# [STATED PROBLEM]
How many lines of these records hold the string "mejanya"? Reply with the number alone.
******
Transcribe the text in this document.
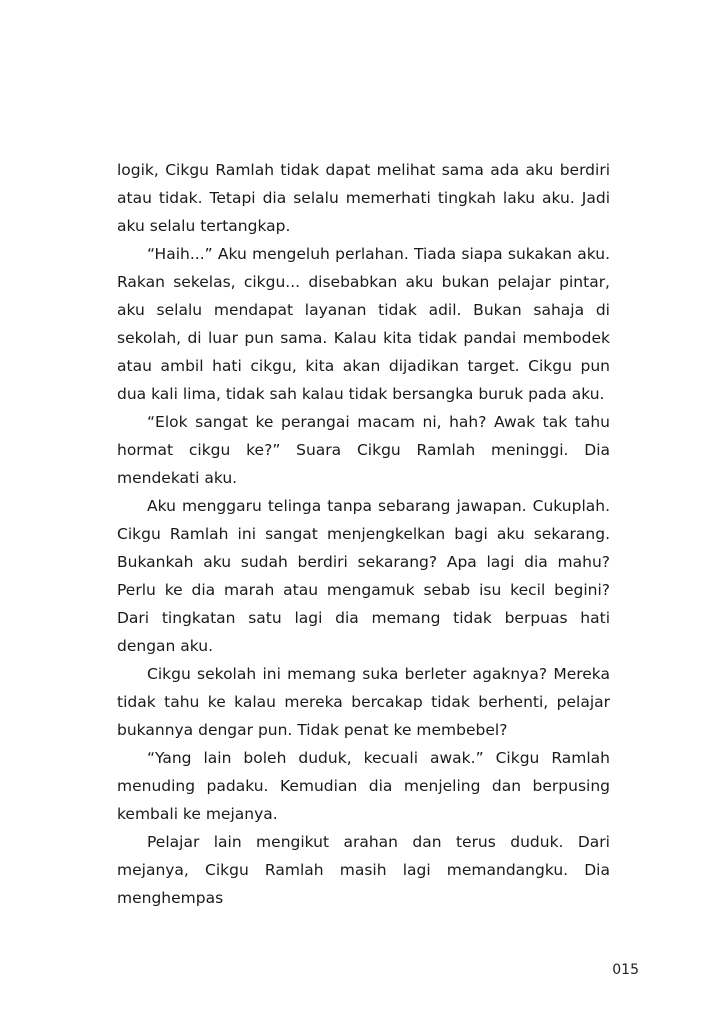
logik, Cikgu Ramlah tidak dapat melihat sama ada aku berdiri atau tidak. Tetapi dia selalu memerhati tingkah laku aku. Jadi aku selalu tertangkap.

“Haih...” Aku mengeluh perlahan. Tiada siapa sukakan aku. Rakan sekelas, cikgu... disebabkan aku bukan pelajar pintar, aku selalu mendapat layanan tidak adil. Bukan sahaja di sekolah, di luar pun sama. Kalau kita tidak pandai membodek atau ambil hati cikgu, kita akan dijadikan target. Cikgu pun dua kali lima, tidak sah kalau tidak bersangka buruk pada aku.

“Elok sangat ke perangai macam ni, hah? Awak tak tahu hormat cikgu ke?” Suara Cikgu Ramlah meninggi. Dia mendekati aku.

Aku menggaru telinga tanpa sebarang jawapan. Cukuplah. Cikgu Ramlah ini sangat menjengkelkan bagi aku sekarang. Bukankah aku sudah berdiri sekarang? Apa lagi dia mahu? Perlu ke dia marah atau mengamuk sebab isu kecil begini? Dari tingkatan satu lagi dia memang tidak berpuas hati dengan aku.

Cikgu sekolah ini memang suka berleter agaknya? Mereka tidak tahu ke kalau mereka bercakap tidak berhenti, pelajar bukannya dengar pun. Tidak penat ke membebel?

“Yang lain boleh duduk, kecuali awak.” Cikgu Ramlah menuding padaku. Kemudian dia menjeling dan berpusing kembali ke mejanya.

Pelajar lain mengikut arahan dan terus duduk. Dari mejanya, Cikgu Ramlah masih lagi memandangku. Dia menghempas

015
******
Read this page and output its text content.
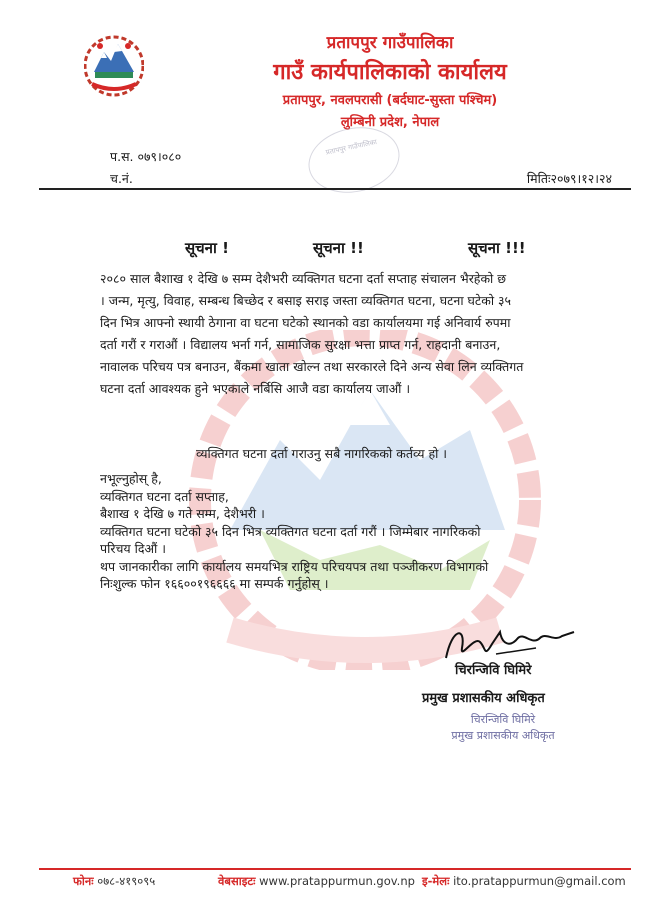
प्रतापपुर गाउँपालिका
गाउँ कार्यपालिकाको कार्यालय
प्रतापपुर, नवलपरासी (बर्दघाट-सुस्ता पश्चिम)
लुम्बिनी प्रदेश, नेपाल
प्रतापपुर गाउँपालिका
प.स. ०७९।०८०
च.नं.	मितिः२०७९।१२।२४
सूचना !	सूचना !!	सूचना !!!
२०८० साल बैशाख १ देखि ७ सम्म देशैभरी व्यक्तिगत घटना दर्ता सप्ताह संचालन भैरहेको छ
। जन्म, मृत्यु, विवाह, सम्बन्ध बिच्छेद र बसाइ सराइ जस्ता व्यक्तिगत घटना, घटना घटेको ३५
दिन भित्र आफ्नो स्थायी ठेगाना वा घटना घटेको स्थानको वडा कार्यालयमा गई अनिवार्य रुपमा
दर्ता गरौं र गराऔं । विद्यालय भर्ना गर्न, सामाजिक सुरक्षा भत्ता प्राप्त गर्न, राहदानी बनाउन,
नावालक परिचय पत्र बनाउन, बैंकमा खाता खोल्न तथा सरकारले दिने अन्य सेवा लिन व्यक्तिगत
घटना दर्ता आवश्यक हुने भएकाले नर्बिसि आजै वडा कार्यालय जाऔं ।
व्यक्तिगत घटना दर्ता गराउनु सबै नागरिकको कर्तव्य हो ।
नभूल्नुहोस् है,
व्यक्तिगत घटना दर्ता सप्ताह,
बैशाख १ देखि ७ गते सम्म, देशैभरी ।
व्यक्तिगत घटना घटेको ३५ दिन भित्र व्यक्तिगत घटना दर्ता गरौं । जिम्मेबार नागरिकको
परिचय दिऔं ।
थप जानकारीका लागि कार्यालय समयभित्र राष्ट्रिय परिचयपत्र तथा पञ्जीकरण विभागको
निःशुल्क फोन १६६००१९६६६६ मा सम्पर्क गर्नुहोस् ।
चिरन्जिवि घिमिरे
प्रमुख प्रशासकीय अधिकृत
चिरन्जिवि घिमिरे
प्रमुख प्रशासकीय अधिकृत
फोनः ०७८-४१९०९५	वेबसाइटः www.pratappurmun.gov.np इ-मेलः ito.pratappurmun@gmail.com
******
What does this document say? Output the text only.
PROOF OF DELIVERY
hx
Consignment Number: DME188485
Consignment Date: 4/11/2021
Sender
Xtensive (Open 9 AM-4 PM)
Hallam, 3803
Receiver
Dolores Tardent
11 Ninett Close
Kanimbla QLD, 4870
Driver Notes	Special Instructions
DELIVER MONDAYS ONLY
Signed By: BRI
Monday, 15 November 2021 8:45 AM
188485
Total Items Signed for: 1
******
# [TASK RESULT]
2